🤖 AI Summary
Traditional Structure-from-Motion (SfM) methods face prohibitive computational costs and poor scalability on CPUs for large-scale scenes, while existing deep learning approaches are constrained by GPU memory, limiting them to hundreds of views. This paper introduces the first fully sparse and GPU-parallel SfM framework that jointly accelerates global pose estimation and bundle adjustment (BA), breaking the classical trade-off among accuracy, speed, and scalability. Leveraging sparsity-aware optimization and fine-grained parallelization, our method drastically reduces both memory footprint and computational complexity. On a 5,000-image dataset, it achieves approximately 40× speedup over COLMAP while maintaining comparable or superior reconstruction accuracy. To our knowledge, this is the first end-to-end SfM system capable of high-accuracy, near-real-time reconstruction for scenes comprising thousands to tens of thousands of views.

--- Stated problem 1 ---
Quote the records word for word, from their first line down through the line containing "input-output-unit-label-line1: INPUT/OUTPUT [708,962,940,999]", both ends included.
The summary above and the records that follow are unrelated material.

A run of records:
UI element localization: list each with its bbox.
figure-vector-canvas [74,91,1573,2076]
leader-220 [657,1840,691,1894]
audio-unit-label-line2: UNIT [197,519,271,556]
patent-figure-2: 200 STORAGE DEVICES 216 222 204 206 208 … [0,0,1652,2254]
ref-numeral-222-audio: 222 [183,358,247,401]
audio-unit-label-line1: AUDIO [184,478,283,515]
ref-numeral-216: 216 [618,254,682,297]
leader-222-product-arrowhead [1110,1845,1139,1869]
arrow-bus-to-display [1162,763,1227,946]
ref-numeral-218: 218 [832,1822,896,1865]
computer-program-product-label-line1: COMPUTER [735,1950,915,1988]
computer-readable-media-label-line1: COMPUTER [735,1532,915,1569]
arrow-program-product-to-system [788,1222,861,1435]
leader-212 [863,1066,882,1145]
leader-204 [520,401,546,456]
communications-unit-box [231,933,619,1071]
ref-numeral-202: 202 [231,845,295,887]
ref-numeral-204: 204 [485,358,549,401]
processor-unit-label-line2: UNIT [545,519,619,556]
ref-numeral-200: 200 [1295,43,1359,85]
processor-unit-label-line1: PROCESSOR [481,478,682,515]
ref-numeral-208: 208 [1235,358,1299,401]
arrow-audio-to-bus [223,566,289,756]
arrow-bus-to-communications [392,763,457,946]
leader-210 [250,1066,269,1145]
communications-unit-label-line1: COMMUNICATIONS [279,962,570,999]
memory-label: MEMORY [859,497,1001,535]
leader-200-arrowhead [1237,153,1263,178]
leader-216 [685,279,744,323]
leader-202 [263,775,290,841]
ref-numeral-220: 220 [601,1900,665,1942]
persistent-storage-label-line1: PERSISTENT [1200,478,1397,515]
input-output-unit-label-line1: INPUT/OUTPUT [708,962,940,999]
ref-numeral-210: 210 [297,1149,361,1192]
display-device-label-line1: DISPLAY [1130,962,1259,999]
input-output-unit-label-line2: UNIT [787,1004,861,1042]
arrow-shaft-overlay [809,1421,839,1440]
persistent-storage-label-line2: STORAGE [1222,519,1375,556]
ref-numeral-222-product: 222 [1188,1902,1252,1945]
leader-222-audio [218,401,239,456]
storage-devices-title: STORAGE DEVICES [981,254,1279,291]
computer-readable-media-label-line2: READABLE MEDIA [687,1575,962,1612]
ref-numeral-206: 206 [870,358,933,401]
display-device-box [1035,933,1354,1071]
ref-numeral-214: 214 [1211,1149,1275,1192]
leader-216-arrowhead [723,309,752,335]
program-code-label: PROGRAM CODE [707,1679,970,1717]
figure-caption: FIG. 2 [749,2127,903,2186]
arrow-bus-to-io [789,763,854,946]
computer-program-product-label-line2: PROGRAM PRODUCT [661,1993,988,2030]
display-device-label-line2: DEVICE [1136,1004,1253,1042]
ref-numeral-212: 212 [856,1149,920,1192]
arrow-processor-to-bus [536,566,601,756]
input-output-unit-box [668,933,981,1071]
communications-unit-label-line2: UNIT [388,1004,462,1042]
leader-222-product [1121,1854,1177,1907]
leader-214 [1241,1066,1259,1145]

--- Stated problem 2 ---
Answer these about the Structure-from-Motion summary:
(a) What constrains existing deep learning approaches, and to how many views does that limit them?
(b) How many images are in the dataset used for the speed comparison?
(c) Roughly how much faster than COLMAP is the method on that dataset?

--- Result 1 ---
UI element localization: list each with its bbox.
figure-vector-canvas [74,91,1573,2076]
leader-220 [657,1840,691,1894]
audio-unit-label-line2: UNIT [197,519,271,556]
patent-figure-2: 200 STORAGE DEVICES 216 222 204 206 208 … [0,0,1652,2254]
ref-numeral-222-audio: 222 [183,358,247,401]
audio-unit-label-line1: AUDIO [184,478,283,515]
ref-numeral-216: 216 [618,254,682,297]
leader-222-product-arrowhead [1110,1845,1139,1869]
arrow-bus-to-display [1162,763,1227,946]
ref-numeral-218: 218 [832,1822,896,1865]
computer-program-product-label-line1: COMPUTER [735,1950,915,1988]
computer-readable-media-label-line1: COMPUTER [735,1532,915,1569]
arrow-program-product-to-system [788,1222,861,1435]
leader-212 [863,1066,882,1145]
leader-204 [520,401,546,456]
communications-unit-box [231,933,619,1071]
ref-numeral-202: 202 [231,845,295,887]
ref-numeral-204: 204 [485,358,549,401]
processor-unit-label-line2: UNIT [545,519,619,556]
ref-numeral-200: 200 [1295,43,1359,85]
processor-unit-label-line1: PROCESSOR [481,478,682,515]
ref-numeral-208: 208 [1235,358,1299,401]
arrow-audio-to-bus [223,566,289,756]
arrow-bus-to-communications [392,763,457,946]
leader-210 [250,1066,269,1145]
communications-unit-label-line1: COMMUNICATIONS [279,962,570,999]
memory-label: MEMORY [859,497,1001,535]
leader-200-arrowhead [1237,153,1263,178]
leader-216 [685,279,744,323]
leader-202 [263,775,290,841]
ref-numeral-220: 220 [601,1900,665,1942]
persistent-storage-label-line1: PERSISTENT [1200,478,1397,515]
input-output-unit-label-line1: INPUT/OUTPUT [708,962,940,999]

--- Result 2 ---
(a) GPU memory, which limits them to hundreds of views.
(b) 5,000 images.
(c) Approximately 40× faster.